* START Data section *

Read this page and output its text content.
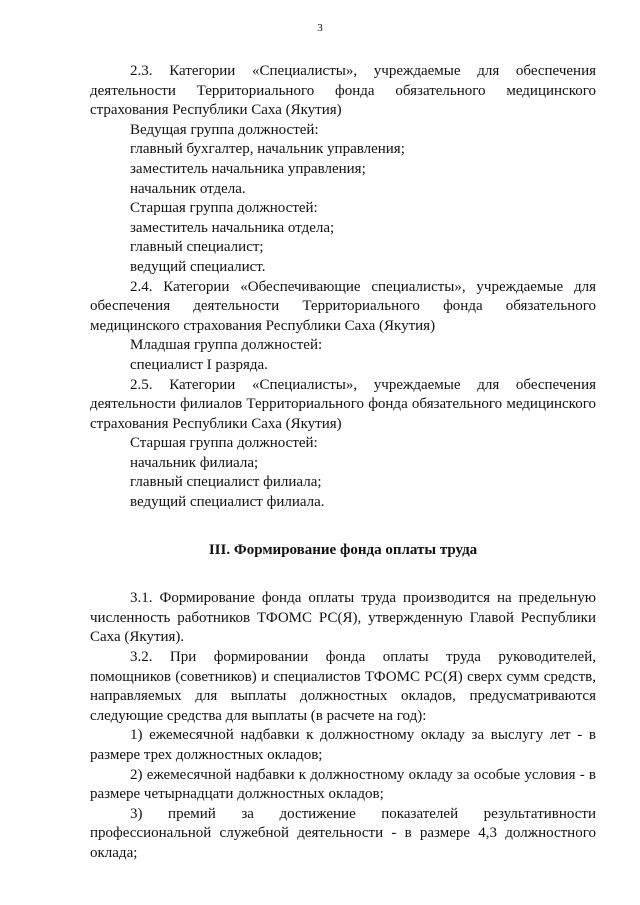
3

2.3. Категории «Специалисты», учреждаемые для обеспечения деятельности Территориального фонда обязательного медицинского страхования Республики Саха (Якутия)

Ведущая группа должностей:

главный бухгалтер, начальник управления;

заместитель начальника управления;

начальник отдела.

Старшая группа должностей:

заместитель начальника отдела;

главный специалист;

ведущий специалист.

2.4. Категории «Обеспечивающие специалисты», учреждаемые для обеспечения деятельности Территориального фонда обязательного медицинского страхования Республики Саха (Якутия)

Младшая группа должностей:

специалист I разряда.

2.5. Категории «Специалисты», учреждаемые для обеспечения деятельности филиалов Территориального фонда обязательного медицинского страхования Республики Саха (Якутия)

Старшая группа должностей:

начальник филиала;

главный специалист филиала;

ведущий специалист филиала.

III. Формирование фонда оплаты труда

3.1. Формирование фонда оплаты труда производится на предельную численность работников ТФОМС РС(Я), утвержденную Главой Республики Саха (Якутия).

3.2. При формировании фонда оплаты труда руководителей, помощников (советников) и специалистов ТФОМС РС(Я) сверх сумм средств, направляемых для выплаты должностных окладов, предусматриваются следующие средства для выплаты (в расчете на год):

1) ежемесячной надбавки к должностному окладу за выслугу лет - в размере трех должностных окладов;

2) ежемесячной надбавки к должностному окладу за особые условия - в размере четырнадцати должностных окладов;

3) премий за достижение показателей результативности профессиональной служебной деятельности - в размере 4,3 должностного оклада;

* END Data section *

> Short problem
Keep the pictures out and write out the records exactly.

> Exercise answer
Read this page and output its text content.
3

2.3. Категории «Специалисты», учреждаемые для обеспечения деятельности Территориального фонда обязательного медицинского страхования Республики Саха (Якутия)

Ведущая группа должностей:

главный бухгалтер, начальник управления;

заместитель начальника управления;

начальник отдела.

Старшая группа должностей:

заместитель начальника отдела;

главный специалист;

ведущий специалист.

2.4. Категории «Обеспечивающие специалисты», учреждаемые для обеспечения деятельности Территориального фонда обязательного медицинского страхования Республики Саха (Якутия)

Младшая группа должностей:

специалист I разряда.

2.5. Категории «Специалисты», учреждаемые для обеспечения деятельности филиалов Территориального фонда обязательного медицинского страхования Республики Саха (Якутия)

Старшая группа должностей:

начальник филиала;

главный специалист филиала;

ведущий специалист филиала.

III. Формирование фонда оплаты труда

3.1. Формирование фонда оплаты труда производится на предельную численность работников ТФОМС РС(Я), утвержденную Главой Республики Саха (Якутия).

3.2. При формировании фонда оплаты труда руководителей, помощников (советников) и специалистов ТФОМС РС(Я) сверх сумм средств, направляемых для выплаты должностных окладов, предусматриваются следующие средства для выплаты (в расчете на год):

1) ежемесячной надбавки к должностному окладу за выслугу лет - в размере трех должностных окладов;

2) ежемесячной надбавки к должностному окладу за особые условия - в размере четырнадцати должностных окладов;

3) премий за достижение показателей результативности профессиональной служебной деятельности - в размере 4,3 должностного оклада;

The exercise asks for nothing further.